Start
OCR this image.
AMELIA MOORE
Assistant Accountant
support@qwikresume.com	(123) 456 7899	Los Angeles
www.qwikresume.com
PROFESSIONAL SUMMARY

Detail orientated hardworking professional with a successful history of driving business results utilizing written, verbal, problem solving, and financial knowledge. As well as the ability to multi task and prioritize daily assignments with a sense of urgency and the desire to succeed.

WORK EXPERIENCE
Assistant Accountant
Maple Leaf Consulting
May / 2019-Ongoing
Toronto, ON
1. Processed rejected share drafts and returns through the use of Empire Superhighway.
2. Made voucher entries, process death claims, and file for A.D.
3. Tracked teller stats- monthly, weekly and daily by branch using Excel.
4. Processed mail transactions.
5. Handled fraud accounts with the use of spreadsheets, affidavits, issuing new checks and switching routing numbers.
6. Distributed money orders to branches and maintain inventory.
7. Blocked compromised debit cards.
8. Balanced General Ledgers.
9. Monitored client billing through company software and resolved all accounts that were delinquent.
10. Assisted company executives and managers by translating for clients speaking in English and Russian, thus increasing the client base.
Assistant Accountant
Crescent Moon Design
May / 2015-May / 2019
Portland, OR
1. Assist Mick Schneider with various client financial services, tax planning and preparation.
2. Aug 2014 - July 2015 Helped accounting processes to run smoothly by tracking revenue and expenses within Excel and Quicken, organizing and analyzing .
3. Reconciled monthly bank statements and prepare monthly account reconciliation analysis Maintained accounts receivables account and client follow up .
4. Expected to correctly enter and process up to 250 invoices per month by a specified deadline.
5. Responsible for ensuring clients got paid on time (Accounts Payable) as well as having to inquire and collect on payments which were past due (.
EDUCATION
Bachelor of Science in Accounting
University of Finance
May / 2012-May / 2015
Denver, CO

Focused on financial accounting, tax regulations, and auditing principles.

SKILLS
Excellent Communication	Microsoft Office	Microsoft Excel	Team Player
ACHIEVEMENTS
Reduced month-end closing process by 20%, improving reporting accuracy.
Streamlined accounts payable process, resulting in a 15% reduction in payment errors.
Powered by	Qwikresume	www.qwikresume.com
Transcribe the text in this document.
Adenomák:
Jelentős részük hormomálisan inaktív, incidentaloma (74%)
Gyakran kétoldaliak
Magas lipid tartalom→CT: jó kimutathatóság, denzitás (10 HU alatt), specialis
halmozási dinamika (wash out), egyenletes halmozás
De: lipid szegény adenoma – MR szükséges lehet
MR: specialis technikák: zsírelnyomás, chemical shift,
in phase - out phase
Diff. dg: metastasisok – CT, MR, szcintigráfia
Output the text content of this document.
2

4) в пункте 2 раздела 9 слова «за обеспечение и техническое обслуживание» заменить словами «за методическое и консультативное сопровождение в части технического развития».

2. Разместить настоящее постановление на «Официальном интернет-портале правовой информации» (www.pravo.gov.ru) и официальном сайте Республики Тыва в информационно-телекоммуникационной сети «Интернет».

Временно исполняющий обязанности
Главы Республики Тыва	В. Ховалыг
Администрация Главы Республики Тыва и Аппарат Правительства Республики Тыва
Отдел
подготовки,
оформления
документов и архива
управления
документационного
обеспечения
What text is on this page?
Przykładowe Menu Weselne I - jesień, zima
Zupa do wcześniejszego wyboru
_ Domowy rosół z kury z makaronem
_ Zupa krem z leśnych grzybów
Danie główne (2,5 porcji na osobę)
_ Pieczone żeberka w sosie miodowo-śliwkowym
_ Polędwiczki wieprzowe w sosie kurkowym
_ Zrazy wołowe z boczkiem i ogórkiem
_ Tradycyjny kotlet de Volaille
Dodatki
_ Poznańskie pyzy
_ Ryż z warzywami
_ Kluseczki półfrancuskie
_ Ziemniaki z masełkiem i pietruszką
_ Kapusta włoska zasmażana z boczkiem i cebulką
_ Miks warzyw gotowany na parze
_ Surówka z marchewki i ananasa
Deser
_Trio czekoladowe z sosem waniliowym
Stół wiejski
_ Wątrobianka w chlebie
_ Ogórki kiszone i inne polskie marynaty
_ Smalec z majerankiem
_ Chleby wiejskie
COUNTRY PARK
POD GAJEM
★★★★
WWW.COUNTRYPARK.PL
End
Go through the data and return every record exactly.

OCR this image.
AMELIA MOORE
Assistant Accountant
support@qwikresume.com	(123) 456 7899	Los Angeles
www.qwikresume.com
PROFESSIONAL SUMMARY

Detail orientated hardworking professional with a successful history of driving business results utilizing written, verbal, problem solving, and financial knowledge. As well as the ability to multi task and prioritize daily assignments with a sense of urgency and the desire to succeed.

WORK EXPERIENCE
Assistant Accountant
Maple Leaf Consulting
May / 2019-Ongoing
Toronto, ON
1. Processed rejected share drafts and returns through the use of Empire Superhighway.
2. Made voucher entries, process death claims, and file for A.D.
3. Tracked teller stats- monthly, weekly and daily by branch using Excel.
4. Processed mail transactions.
5. Handled fraud accounts with the use of spreadsheets, affidavits, issuing new checks and switching routing numbers.
6. Distributed money orders to branches and maintain inventory.
7. Blocked compromised debit cards.
8. Balanced General Ledgers.
9. Monitored client billing through company software and resolved all accounts that were delinquent.
10. Assisted company executives and managers by translating for clients speaking in English and Russian, thus increasing the client base.
Assistant Accountant
Crescent Moon Design
May / 2015-May / 2019
Portland, OR
1. Assist Mick Schneider with various client financial services, tax planning and preparation.
2. Aug 2014 - July 2015 Helped accounting processes to run smoothly by tracking revenue and expenses within Excel and Quicken, organizing and analyzing .
3. Reconciled monthly bank statements and prepare monthly account reconciliation analysis Maintained accounts receivables account and client follow up .
4. Expected to correctly enter and process up to 250 invoices per month by a specified deadline.
5. Responsible for ensuring clients got paid on time (Accounts Payable) as well as having to inquire and collect on payments which were past due (.
EDUCATION
Bachelor of Science in Accounting
University of Finance
May / 2012-May / 2015
Denver, CO

Focused on financial accounting, tax regulations, and auditing principles.

SKILLS
Excellent Communication	Microsoft Office	Microsoft Excel	Team Player
ACHIEVEMENTS
Reduced month-end closing process by 20%, improving reporting accuracy.
Streamlined accounts payable process, resulting in a 15% reduction in payment errors.
Powered by	Qwikresume	www.qwikresume.com
Transcribe the text in this document.
Adenomák:
Jelentős részük hormomálisan inaktív, incidentaloma (74%)
Gyakran kétoldaliak
Magas lipid tartalom→CT: jó kimutathatóság, denzitás (10 HU alatt), specialis
halmozási dinamika (wash out), egyenletes halmozás
De: lipid szegény adenoma – MR szükséges lehet
MR: specialis technikák: zsírelnyomás, chemical shift,
in phase - out phase
Diff. dg: metastasisok – CT, MR, szcintigráfia
Output the text content of this document.
2

4) в пункте 2 раздела 9 слова «за обеспечение и техническое обслуживание» заменить словами «за методическое и консультативное сопровождение в части технического развития».

2. Разместить настоящее постановление на «Официальном интернет-портале правовой информации» (www.pravo.gov.ru) и официальном сайте Республики Тыва в информационно-телекоммуникационной сети «Интернет».

Временно исполняющий обязанности
Главы Республики Тыва	В. Ховалыг
Администрация Главы Республики Тыва и Аппарат Правительства Республики Тыва
Отдел
подготовки,
оформления
документов и архива
управления
документационного
обеспечения
What text is on this page?
Przykładowe Menu Weselne I - jesień, zima
Zupa do wcześniejszego wyboru
_ Domowy rosół z kury z makaronem
_ Zupa krem z leśnych grzybów
Danie główne (2,5 porcji na osobę)
_ Pieczone żeberka w sosie miodowo-śliwkowym
_ Polędwiczki wieprzowe w sosie kurkowym
_ Zrazy wołowe z boczkiem i ogórkiem
_ Tradycyjny kotlet de Volaille
Dodatki
_ Poznańskie pyzy
_ Ryż z warzywami
_ Kluseczki półfrancuskie
_ Ziemniaki z masełkiem i pietruszką
_ Kapusta włoska zasmażana z boczkiem i cebulką
_ Miks warzyw gotowany na parze
_ Surówka z marchewki i ananasa
Deser
_Trio czekoladowe z sosem waniliowym
Stół wiejski
_ Wątrobianka w chlebie
_ Ogórki kiszone i inne polskie marynaty
_ Smalec z majerankiem
_ Chleby wiejskie
COUNTRY PARK
POD GAJEM
★★★★
WWW.COUNTRYPARK.PL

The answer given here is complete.